◆ **Task statement**:
Restate the whole listing word for word. Pictures are left out.

----

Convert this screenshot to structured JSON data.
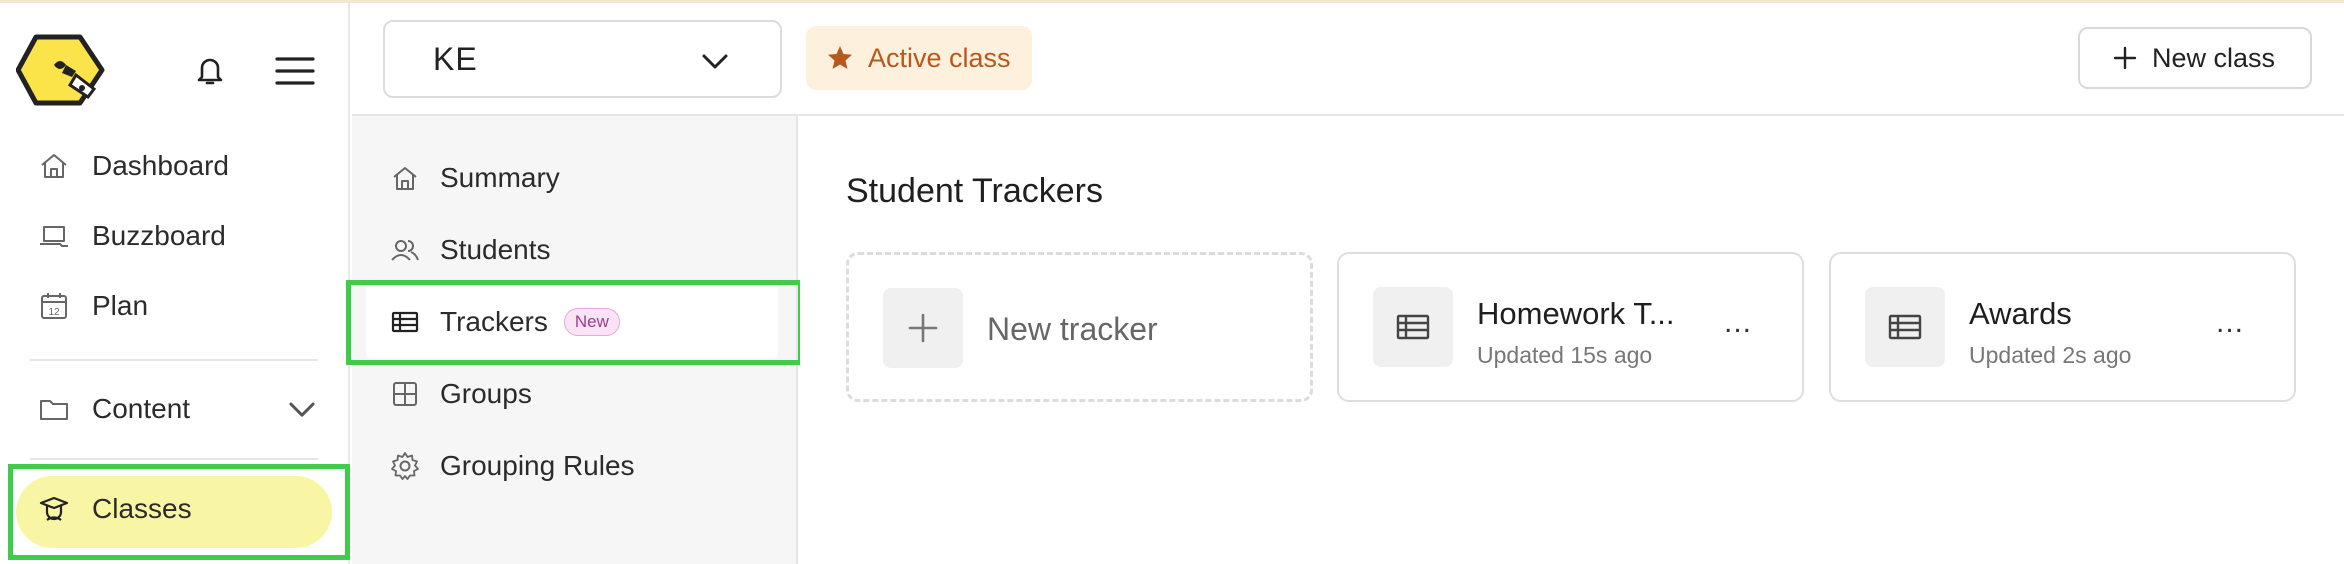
{
  "sidebar": {
    "items": [
      {
        "label": "Dashboard",
        "icon": "home-icon"
      },
      {
        "label": "Buzzboard",
        "icon": "laptop-icon"
      },
      {
        "label": "Plan",
        "icon": "calendar-icon",
        "calendar_day": "12"
      },
      {
        "label": "Content",
        "icon": "folder-icon"
      },
      {
        "label": "Classes",
        "icon": "graduate-icon"
      }
    ]
  },
  "header": {
    "class_select": {
      "value": "KE"
    },
    "active_badge": "Active class",
    "new_class_label": "New class"
  },
  "subnav": {
    "items": [
      {
        "label": "Summary",
        "icon": "home-icon"
      },
      {
        "label": "Students",
        "icon": "users-icon"
      },
      {
        "label": "Trackers",
        "icon": "table-icon",
        "badge": "New"
      },
      {
        "label": "Groups",
        "icon": "grid-icon"
      },
      {
        "label": "Grouping Rules",
        "icon": "gear-icon"
      }
    ]
  },
  "main": {
    "title": "Student Trackers",
    "new_tracker_label": "New tracker",
    "trackers": [
      {
        "title": "Homework T...",
        "updated": "Updated 15s ago"
      },
      {
        "title": "Awards",
        "updated": "Updated 2s ago"
      }
    ],
    "menu_glyph": "..."
  },
  "colors": {
    "highlight": "#3fcc4a",
    "active_pill": "#f8f6a4",
    "badge_bg": "#fdf1dd",
    "badge_text": "#b8581c",
    "logo_yellow": "#fbe34a"
  }
}
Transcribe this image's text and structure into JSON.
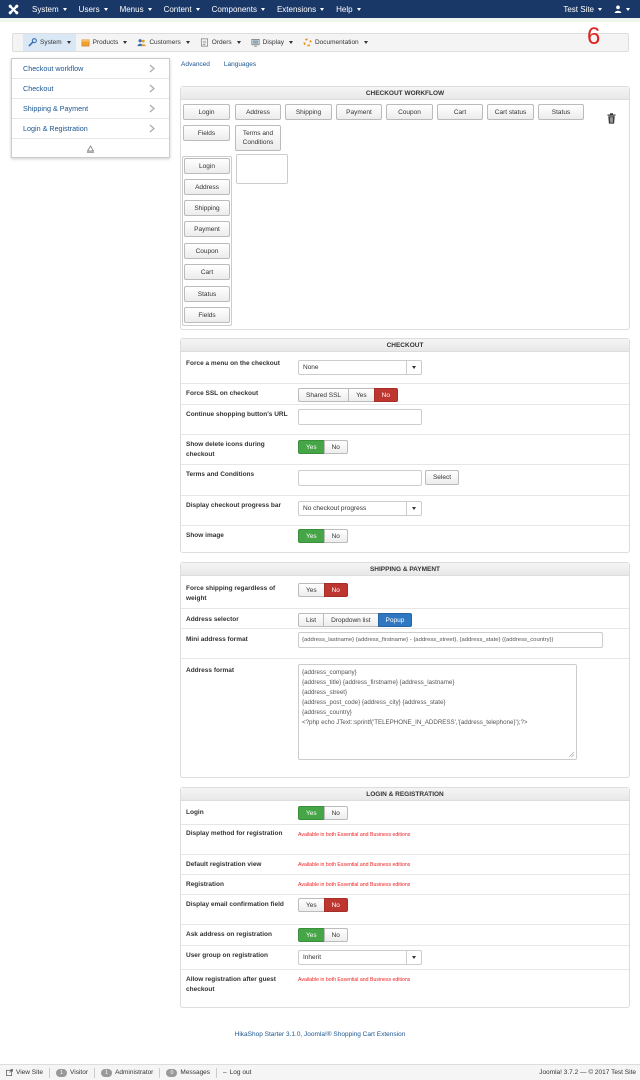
{
  "topbar": {
    "menus": [
      "System",
      "Users",
      "Menus",
      "Content",
      "Components",
      "Extensions",
      "Help"
    ],
    "site_link": "Test Site"
  },
  "hika_menu": {
    "items": [
      "System",
      "Products",
      "Customers",
      "Orders",
      "Display",
      "Documentation"
    ]
  },
  "corner_number": "6",
  "dropdown": {
    "items": [
      "Checkout workflow",
      "Checkout",
      "Shipping & Payment",
      "Login & Registration"
    ]
  },
  "sublinks": [
    "Advanced",
    "Languages"
  ],
  "workflow": {
    "title": "CHECKOUT WORKFLOW",
    "row1": [
      "Login",
      "Address",
      "Shipping",
      "Payment",
      "Coupon",
      "Cart",
      "Cart status",
      "Status",
      "Fields"
    ],
    "terms_line1": "Terms and",
    "terms_line2": "Conditions",
    "column": [
      "Login",
      "Address",
      "Shipping",
      "Payment",
      "Coupon",
      "Cart",
      "Status",
      "Fields"
    ]
  },
  "checkout": {
    "title": "CHECKOUT",
    "force_menu_label": "Force a menu on the checkout",
    "force_menu_value": "None",
    "force_ssl_label": "Force SSL on checkout",
    "force_ssl_options": [
      "Shared SSL",
      "Yes",
      "No"
    ],
    "continue_label": "Continue shopping button's URL",
    "show_delete_label": "Show delete icons during checkout",
    "terms_label": "Terms and Conditions",
    "select_btn": "Select",
    "progress_label": "Display checkout progress bar",
    "progress_value": "No checkout progress",
    "show_image_label": "Show image"
  },
  "yes": "Yes",
  "no": "No",
  "shipping": {
    "title": "SHIPPING & PAYMENT",
    "force_shipping_label": "Force shipping regardless of weight",
    "address_selector_label": "Address selector",
    "selector_options": [
      "List",
      "Dropdown list",
      "Popup"
    ],
    "mini_format_label": "Mini address format",
    "mini_format_value": "{address_lastname} {address_firstname} - {address_street}, {address_state} ({address_country})",
    "address_format_label": "Address format",
    "address_format_lines": [
      "{address_company}",
      "{address_title} {address_firstname} {address_lastname}",
      "{address_street}",
      "{address_post_code} {address_city} {address_state}",
      "{address_country}",
      "<?php echo JText::sprintf('TELEPHONE_IN_ADDRESS','{address_telephone}');?>"
    ]
  },
  "login": {
    "title": "LOGIN & REGISTRATION",
    "login_label": "Login",
    "display_method_label": "Display method for registration",
    "default_view_label": "Default registration view",
    "registration_label": "Registration",
    "email_confirm_label": "Display email confirmation field",
    "ask_address_label": "Ask address on registration",
    "user_group_label": "User group on registration",
    "user_group_value": "Inherit",
    "allow_guest_label": "Allow registration after guest checkout",
    "editions_note": "Available in both Essential and Business editions"
  },
  "footer": "HikaShop Starter 3.1.0, Joomla!® Shopping Cart Extension",
  "statusbar": {
    "view_site": "View Site",
    "visitor_count": "1",
    "visitor": "Visitor",
    "admin_count": "1",
    "admin": "Administrator",
    "messages_count": "0",
    "messages": "Messages",
    "logout": "Log out",
    "version": "Joomla! 3.7.2 — © 2017 Test Site"
  },
  "colors": {
    "topbar": "#1a3867",
    "link": "#1a5591",
    "yes_green": "#46a546",
    "no_red": "#bd362f",
    "popup_blue": "#2f78c1",
    "note_red": "#ee2222"
  }
}
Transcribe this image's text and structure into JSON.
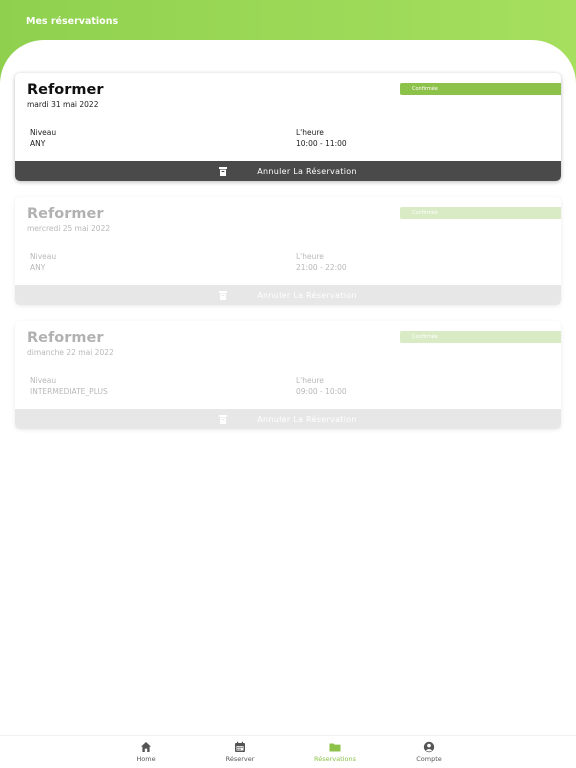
{
  "header": {
    "title": "Mes réservations"
  },
  "reservations": [
    {
      "title": "Reformer",
      "date": "mardi 31 mai 2022",
      "badge": "Confirmée",
      "level_label": "Niveau",
      "level": "ANY",
      "time_label": "L'heure",
      "time": "10:00 - 11:00",
      "cancel_label": "Annuler La Réservation"
    },
    {
      "title": "Reformer",
      "date": "mercredi 25 mai 2022",
      "badge": "Confirmée",
      "level_label": "Niveau",
      "level": "ANY",
      "time_label": "L'heure",
      "time": "21:00 - 22:00",
      "cancel_label": "Annuler La Réservation"
    },
    {
      "title": "Reformer",
      "date": "dimanche 22 mai 2022",
      "badge": "Confirmée",
      "level_label": "Niveau",
      "level": "INTERMEDIATE_PLUS",
      "time_label": "L'heure",
      "time": "09:00 - 10:00",
      "cancel_label": "Annuler La Réservation"
    }
  ],
  "nav": {
    "home": "Home",
    "book": "Réserver",
    "reservations": "Réservations",
    "account": "Compte"
  },
  "colors": {
    "accent": "#8cc24a",
    "header_gradient_start": "#8fd14f",
    "header_gradient_end": "#a6df5e",
    "cancel_bar": "#4a4a4a"
  },
  "icons": {
    "home": "home-icon",
    "book": "calendar-icon",
    "reservations": "folder-icon",
    "account": "user-circle-icon",
    "cancel": "trash-icon"
  }
}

----

◆ **Task result**:
Convert this screenshot to structured JSON data.
{
  "sidebar": {
    "items": [
      {
        "label": "Dashboard",
        "icon": "home-icon"
      },
      {
        "label": "Buzzboard",
        "icon": "laptop-icon"
      },
      {
        "label": "Plan",
        "icon": "calendar-icon",
        "calendar_day": "12"
      },
      {
        "label": "Content",
        "icon": "folder-icon"
      },
      {
        "label": "Classes",
        "icon": "graduate-icon"
      }
    ]
  },
  "header": {
    "class_select": {
      "value": "KE"
    },
    "active_badge": "Active class",
    "new_class_label": "New class"
  },
  "subnav": {
    "items": [
      {
        "label": "Summary",
        "icon": "home-icon"
      },
      {
        "label": "Students",
        "icon": "users-icon"
      },
      {
        "label": "Trackers",
        "icon": "table-icon",
        "badge": "New"
      },
      {
        "label": "Groups",
        "icon": "grid-icon"
      },
      {
        "label": "Grouping Rules",
        "icon": "gear-icon"
      }
    ]
  },
  "main": {
    "title": "Student Trackers",
    "new_tracker_label": "New tracker",
    "trackers": [
      {
        "title": "Homework T...",
        "updated": "Updated 15s ago"
      },
      {
        "title": "Awards",
        "updated": "Updated 2s ago"
      }
    ],
    "menu_glyph": "..."
  },
  "colors": {
    "highlight": "#3fcc4a",
    "active_pill": "#f8f6a4",
    "badge_bg": "#fdf1dd",
    "badge_text": "#b8581c",
    "logo_yellow": "#fbe34a"
  }
}
Transcribe this image's text and structure into JSON.
{
  "topbar": {
    "menus": [
      "System",
      "Users",
      "Menus",
      "Content",
      "Components",
      "Extensions",
      "Help"
    ],
    "site_link": "Test Site"
  },
  "hika_menu": {
    "items": [
      "System",
      "Products",
      "Customers",
      "Orders",
      "Display",
      "Documentation"
    ]
  },
  "corner_number": "6",
  "dropdown": {
    "items": [
      "Checkout workflow",
      "Checkout",
      "Shipping & Payment",
      "Login & Registration"
    ]
  },
  "sublinks": [
    "Advanced",
    "Languages"
  ],
  "workflow": {
    "title": "CHECKOUT WORKFLOW",
    "row1": [
      "Login",
      "Address",
      "Shipping",
      "Payment",
      "Coupon",
      "Cart",
      "Cart status",
      "Status",
      "Fields"
    ],
    "terms_line1": "Terms and",
    "terms_line2": "Conditions",
    "column": [
      "Login",
      "Address",
      "Shipping",
      "Payment",
      "Coupon",
      "Cart",
      "Status",
      "Fields"
    ]
  },
  "checkout": {
    "title": "CHECKOUT",
    "force_menu_label": "Force a menu on the checkout",
    "force_menu_value": "None",
    "force_ssl_label": "Force SSL on checkout",
    "force_ssl_options": [
      "Shared SSL",
      "Yes",
      "No"
    ],
    "continue_label": "Continue shopping button's URL",
    "show_delete_label": "Show delete icons during checkout",
    "terms_label": "Terms and Conditions",
    "select_btn": "Select",
    "progress_label": "Display checkout progress bar",
    "progress_value": "No checkout progress",
    "show_image_label": "Show image"
  },
  "yes": "Yes",
  "no": "No",
  "shipping": {
    "title": "SHIPPING & PAYMENT",
    "force_shipping_label": "Force shipping regardless of weight",
    "address_selector_label": "Address selector",
    "selector_options": [
      "List",
      "Dropdown list",
      "Popup"
    ],
    "mini_format_label": "Mini address format",
    "mini_format_value": "{address_lastname} {address_firstname} - {address_street}, {address_state} ({address_country})",
    "address_format_label": "Address format",
    "address_format_lines": [
      "{address_company}",
      "{address_title} {address_firstname} {address_lastname}",
      "{address_street}",
      "{address_post_code} {address_city} {address_state}",
      "{address_country}",
      "<?php echo JText::sprintf('TELEPHONE_IN_ADDRESS','{address_telephone}');?>"
    ]
  },
  "login": {
    "title": "LOGIN & REGISTRATION",
    "login_label": "Login",
    "display_method_label": "Display method for registration",
    "default_view_label": "Default registration view",
    "registration_label": "Registration",
    "email_confirm_label": "Display email confirmation field",
    "ask_address_label": "Ask address on registration",
    "user_group_label": "User group on registration",
    "user_group_value": "Inherit",
    "allow_guest_label": "Allow registration after guest checkout",
    "editions_note": "Available in both Essential and Business editions"
  },
  "footer": "HikaShop Starter 3.1.0, Joomla!® Shopping Cart Extension",
  "statusbar": {
    "view_site": "View Site",
    "visitor_count": "1",
    "visitor": "Visitor",
    "admin_count": "1",
    "admin": "Administrator",
    "messages_count": "0",
    "messages": "Messages",
    "logout": "Log out",
    "version": "Joomla! 3.7.2 — © 2017 Test Site"
  },
  "colors": {
    "topbar": "#1a3867",
    "link": "#1a5591",
    "yes_green": "#46a546",
    "no_red": "#bd362f",
    "popup_blue": "#2f78c1",
    "note_red": "#ee2222"
  }
}
Transcribe this image's text and structure into JSON.
{
  "header": {
    "title": "Mes réservations"
  },
  "reservations": [
    {
      "title": "Reformer",
      "date": "mardi 31 mai 2022",
      "badge": "Confirmée",
      "level_label": "Niveau",
      "level": "ANY",
      "time_label": "L'heure",
      "time": "10:00 - 11:00",
      "cancel_label": "Annuler La Réservation"
    },
    {
      "title": "Reformer",
      "date": "mercredi 25 mai 2022",
      "badge": "Confirmée",
      "level_label": "Niveau",
      "level": "ANY",
      "time_label": "L'heure",
      "time": "21:00 - 22:00",
      "cancel_label": "Annuler La Réservation"
    },
    {
      "title": "Reformer",
      "date": "dimanche 22 mai 2022",
      "badge": "Confirmée",
      "level_label": "Niveau",
      "level": "INTERMEDIATE_PLUS",
      "time_label": "L'heure",
      "time": "09:00 - 10:00",
      "cancel_label": "Annuler La Réservation"
    }
  ],
  "nav": {
    "home": "Home",
    "book": "Réserver",
    "reservations": "Réservations",
    "account": "Compte"
  },
  "colors": {
    "accent": "#8cc24a",
    "header_gradient_start": "#8fd14f",
    "header_gradient_end": "#a6df5e",
    "cancel_bar": "#4a4a4a"
  },
  "icons": {
    "home": "home-icon",
    "book": "calendar-icon",
    "reservations": "folder-icon",
    "account": "user-circle-icon",
    "cancel": "trash-icon"
  }
}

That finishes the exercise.